▶ [Aufgabe 1]
Prüfe anhand des Textauszugs über Müll in den Städten, ob die Aussagen (a) bis (c) zutreffen, und antworte jeweils mit Ja oder Nein samt den entscheidenden Worten als wörtlichem Zitat. (a) In Plauen beträgt der Anteil 2 %. (b) Vielerorts wurden Polstersitze durch harte Schalensitze ersetzt. (c) Die Täter sind überwiegend Erwachsene.

▶ [Textauszug]
____

Apropos Bonn: Dort sind mehr als 30% migrantischen Herkommens. Aber ob Essen, Wuppertal, Duisburg, Mönchengladbach, Gladbeck, ob Wiesbaden, Darmstadt oder Augsburg – auch ohne Recherche gehe ich jede Wette ein, daß man dort weiß, wovon hier die Rede ist.

In Plauen liegt der Anteil bei 2% und man kennt das Phänomen bislang nur dort, wo es freies WLAN gibt.

3 Gedanken zu “Müll in den Städten

  1. Pérégrinateur schreibt:

    Hinzu kommt noch die Verwüstungen in den öffentlichen Verkehrsmitteln: aufgeschlitzte Sitze, Bemalungen, beim Bremsen durch den Gang kullernde leere Getränkedosen. Vielerorts hat man ja wohl deswegen alle Polstersitze gegen harte Schalensitze ausgetauscht. Täter sind fast nur Jugendliche, und zwar durchaus auch die Sprößlinge „schon länger hier Ansässiger“.

____

▶ [Aufgabe 2]
Gib die Zeilen der Datensätze unverändert aus, beginnend mit deren erster Zeile und endend mit der Zeile, die „question-title: 기명투표 정보“ enthält.

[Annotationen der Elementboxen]
____

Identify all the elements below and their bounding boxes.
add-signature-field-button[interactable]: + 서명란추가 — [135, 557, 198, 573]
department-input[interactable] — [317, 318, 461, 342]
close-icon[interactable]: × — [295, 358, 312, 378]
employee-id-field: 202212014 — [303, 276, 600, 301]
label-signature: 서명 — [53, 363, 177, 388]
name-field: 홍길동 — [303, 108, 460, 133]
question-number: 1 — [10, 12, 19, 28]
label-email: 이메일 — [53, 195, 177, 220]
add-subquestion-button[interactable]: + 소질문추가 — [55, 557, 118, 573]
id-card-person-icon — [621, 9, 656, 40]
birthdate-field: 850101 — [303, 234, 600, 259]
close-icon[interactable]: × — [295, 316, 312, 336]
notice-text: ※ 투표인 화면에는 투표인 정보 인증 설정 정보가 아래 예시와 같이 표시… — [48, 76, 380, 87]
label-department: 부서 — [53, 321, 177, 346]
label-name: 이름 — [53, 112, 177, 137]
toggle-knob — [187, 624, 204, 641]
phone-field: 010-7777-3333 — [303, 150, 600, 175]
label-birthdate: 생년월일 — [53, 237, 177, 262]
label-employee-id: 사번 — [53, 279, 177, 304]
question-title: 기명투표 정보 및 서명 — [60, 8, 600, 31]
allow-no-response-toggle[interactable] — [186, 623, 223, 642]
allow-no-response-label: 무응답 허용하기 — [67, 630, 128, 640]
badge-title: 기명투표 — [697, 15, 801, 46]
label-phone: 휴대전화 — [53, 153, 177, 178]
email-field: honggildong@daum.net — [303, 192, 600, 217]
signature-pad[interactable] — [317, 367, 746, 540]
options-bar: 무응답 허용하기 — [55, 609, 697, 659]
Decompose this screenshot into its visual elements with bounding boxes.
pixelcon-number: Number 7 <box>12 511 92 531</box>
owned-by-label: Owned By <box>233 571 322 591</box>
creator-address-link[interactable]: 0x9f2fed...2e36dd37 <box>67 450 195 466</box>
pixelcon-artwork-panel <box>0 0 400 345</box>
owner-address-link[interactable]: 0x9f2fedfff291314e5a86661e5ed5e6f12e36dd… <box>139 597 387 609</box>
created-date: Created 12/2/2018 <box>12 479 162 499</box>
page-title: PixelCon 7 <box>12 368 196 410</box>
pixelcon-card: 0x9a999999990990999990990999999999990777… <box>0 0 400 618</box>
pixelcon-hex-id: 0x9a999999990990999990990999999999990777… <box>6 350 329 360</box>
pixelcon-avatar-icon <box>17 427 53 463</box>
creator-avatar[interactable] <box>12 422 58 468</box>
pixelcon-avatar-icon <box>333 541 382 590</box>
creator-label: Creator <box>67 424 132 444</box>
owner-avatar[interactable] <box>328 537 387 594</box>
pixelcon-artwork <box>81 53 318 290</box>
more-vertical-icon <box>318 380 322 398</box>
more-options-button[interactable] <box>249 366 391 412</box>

____

▶ [Musterlösung 1]
(a) Ja: „In Plauen liegt der Anteil bei 2%“
(b) Ja: „Vielerorts hat man ja wohl deswegen alle Polstersitze gegen harte Schalensitze ausgetauscht.“
(c) Nein: „Täter sind fast nur Jugendliche“

▶ [Musterlösung 2]
Identify all the elements below and their bounding boxes.
add-signature-field-button[interactable]: + 서명란추가 — [135, 557, 198, 573]
department-input[interactable] — [317, 318, 461, 342]
close-icon[interactable]: × — [295, 358, 312, 378]
employee-id-field: 202212014 — [303, 276, 600, 301]
label-signature: 서명 — [53, 363, 177, 388]
name-field: 홍길동 — [303, 108, 460, 133]
question-number: 1 — [10, 12, 19, 28]
label-email: 이메일 — [53, 195, 177, 220]
add-subquestion-button[interactable]: + 소질문추가 — [55, 557, 118, 573]
id-card-person-icon — [621, 9, 656, 40]
birthdate-field: 850101 — [303, 234, 600, 259]
close-icon[interactable]: × — [295, 316, 312, 336]
notice-text: ※ 투표인 화면에는 투표인 정보 인증 설정 정보가 아래 예시와 같이 표시… — [48, 76, 380, 87]
label-department: 부서 — [53, 321, 177, 346]
label-name: 이름 — [53, 112, 177, 137]
toggle-knob — [187, 624, 204, 641]
phone-field: 010-7777-3333 — [303, 150, 600, 175]
label-birthdate: 생년월일 — [53, 237, 177, 262]
label-employee-id: 사번 — [53, 279, 177, 304]
question-title: 기명투표 정보 및 서명 — [60, 8, 600, 31]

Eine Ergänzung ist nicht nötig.